Supplied text:
___
WASHINGTON (AP) — Former Utah Gov. Jon Huntsman, President Donald Trump's nominee to be U.S. ambassador to Russia, told Congress on Tuesday that Moscow's meddling in the 2016 presidential election led directly to the lack of trust between the two former Cold War foes.
Appearing before the Senate Foreign Relations Committee, Huntsman struck a tough tone amid heightened tensions between Washington and Moscow. The relationship has been marred in recent months by a series of expulsions of diplomats and closures of diplomatic missions.
"There is no question that the Russian government interfered in the U.S. election last year and Moscow continues to meddle in the democratic processes of our friends and allies," said Huntsman, who also noted that Russia continues to disregard its commitments to arms control treaties.
___
Record set:
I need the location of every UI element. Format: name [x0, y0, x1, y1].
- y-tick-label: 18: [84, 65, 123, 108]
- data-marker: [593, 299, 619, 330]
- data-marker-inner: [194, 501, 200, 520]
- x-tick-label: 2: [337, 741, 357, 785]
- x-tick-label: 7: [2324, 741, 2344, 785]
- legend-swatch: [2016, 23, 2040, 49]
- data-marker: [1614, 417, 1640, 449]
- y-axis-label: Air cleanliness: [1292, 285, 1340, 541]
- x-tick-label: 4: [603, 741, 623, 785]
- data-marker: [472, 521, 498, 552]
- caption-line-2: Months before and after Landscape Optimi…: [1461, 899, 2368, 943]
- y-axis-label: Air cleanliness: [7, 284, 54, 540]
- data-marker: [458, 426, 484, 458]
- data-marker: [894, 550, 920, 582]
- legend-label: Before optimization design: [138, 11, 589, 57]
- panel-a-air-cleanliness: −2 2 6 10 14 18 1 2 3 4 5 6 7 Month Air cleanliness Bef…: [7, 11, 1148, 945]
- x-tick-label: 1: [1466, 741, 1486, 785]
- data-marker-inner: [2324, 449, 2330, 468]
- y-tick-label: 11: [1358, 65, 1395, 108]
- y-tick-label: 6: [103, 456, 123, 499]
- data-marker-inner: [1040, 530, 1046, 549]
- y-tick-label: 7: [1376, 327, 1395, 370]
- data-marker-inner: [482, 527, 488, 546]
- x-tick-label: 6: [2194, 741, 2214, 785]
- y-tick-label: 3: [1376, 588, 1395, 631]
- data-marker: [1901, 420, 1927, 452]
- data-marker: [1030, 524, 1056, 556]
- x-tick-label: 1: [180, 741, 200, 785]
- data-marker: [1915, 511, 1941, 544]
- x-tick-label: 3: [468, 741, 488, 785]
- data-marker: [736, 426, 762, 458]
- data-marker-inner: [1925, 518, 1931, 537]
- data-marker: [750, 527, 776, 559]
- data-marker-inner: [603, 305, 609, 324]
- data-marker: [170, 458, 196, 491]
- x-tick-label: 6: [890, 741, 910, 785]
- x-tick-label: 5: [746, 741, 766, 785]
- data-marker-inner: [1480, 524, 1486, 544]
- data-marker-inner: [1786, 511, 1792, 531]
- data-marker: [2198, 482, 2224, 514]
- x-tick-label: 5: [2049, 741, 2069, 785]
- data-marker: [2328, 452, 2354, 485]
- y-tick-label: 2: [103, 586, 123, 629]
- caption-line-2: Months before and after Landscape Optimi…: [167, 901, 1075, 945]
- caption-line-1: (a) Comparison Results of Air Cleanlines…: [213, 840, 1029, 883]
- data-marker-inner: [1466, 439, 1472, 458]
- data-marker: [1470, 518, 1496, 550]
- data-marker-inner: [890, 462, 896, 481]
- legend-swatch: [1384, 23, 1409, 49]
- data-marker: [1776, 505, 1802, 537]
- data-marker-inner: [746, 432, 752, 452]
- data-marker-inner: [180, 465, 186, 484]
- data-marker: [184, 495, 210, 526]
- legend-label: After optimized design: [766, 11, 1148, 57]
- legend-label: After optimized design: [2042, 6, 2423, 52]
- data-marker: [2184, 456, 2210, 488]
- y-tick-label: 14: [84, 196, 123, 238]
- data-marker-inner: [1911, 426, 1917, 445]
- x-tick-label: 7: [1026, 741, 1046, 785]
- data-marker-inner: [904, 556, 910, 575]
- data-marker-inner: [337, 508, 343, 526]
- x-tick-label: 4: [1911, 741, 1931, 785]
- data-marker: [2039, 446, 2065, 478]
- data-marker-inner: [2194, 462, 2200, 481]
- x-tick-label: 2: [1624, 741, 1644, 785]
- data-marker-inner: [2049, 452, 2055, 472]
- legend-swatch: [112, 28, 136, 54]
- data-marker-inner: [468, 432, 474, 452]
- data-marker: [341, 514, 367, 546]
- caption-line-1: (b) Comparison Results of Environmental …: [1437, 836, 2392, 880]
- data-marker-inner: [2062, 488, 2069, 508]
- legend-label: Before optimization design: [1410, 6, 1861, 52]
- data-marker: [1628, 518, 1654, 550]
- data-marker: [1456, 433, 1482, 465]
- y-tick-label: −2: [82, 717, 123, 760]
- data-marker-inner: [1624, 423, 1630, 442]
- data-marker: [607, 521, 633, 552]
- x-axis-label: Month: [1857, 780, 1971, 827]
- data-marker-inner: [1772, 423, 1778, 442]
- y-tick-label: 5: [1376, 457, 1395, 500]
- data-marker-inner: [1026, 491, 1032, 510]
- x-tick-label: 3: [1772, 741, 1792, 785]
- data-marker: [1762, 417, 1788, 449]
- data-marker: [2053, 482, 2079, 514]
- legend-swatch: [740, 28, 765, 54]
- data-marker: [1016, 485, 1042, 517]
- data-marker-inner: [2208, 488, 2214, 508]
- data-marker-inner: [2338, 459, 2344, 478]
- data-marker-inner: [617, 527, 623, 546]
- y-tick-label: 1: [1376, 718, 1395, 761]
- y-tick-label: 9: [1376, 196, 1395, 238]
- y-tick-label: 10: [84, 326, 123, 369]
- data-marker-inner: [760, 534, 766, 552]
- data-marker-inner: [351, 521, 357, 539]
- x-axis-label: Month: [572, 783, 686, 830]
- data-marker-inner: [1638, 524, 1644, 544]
___
Problems to solve:
**1.** In the news article about Jon Huntsman's nomination hearing, which committee did Huntsman appear before?
**2.** Write the next part of the news article about Jon Huntsman's nomination hearing, picking up after its final sentence.

Numbered responses:
**1.** The Senate Foreign Relations Committee.

**2.**
Former Utah Gov. Jon Huntsman testifies during a hearing of the Senate Foreign Relations Committee on his nomination to become the U.S. ambassador to Russia, on Capitol Hill, Tuesday, Sept. 19, 2017 in Washington. (AP Photo/Alex Brandon)
"Right now we're at a low point," he said. "It reminds me of 1986."
He said he would not hesitate to remind Russian officials that they are accountable for their actions. But he also said there are areas of possible cooperation and common interest for Russia and the United States, including defusing North Korea's nuclear ambitions and missions in space.
If his nomination is approved by the Senate, Huntsman would take over a high-profile post amid ongoing investigations by special counsel Robert Mueller into Russia's election intrusions and potential contacts between Russian officials and the Trump campaign.
Huntsman breezed through his confirmation hearing, with Republicans and Democrats hailing him as highly qualified for the job. He's a former Utah governor who has twice served as an ambassador. He was the nation's top diplomat to Singapore under President George H.W. Bush and then served in that role in China under President Barack Obama before returning to the U.S. to run for president in 2012.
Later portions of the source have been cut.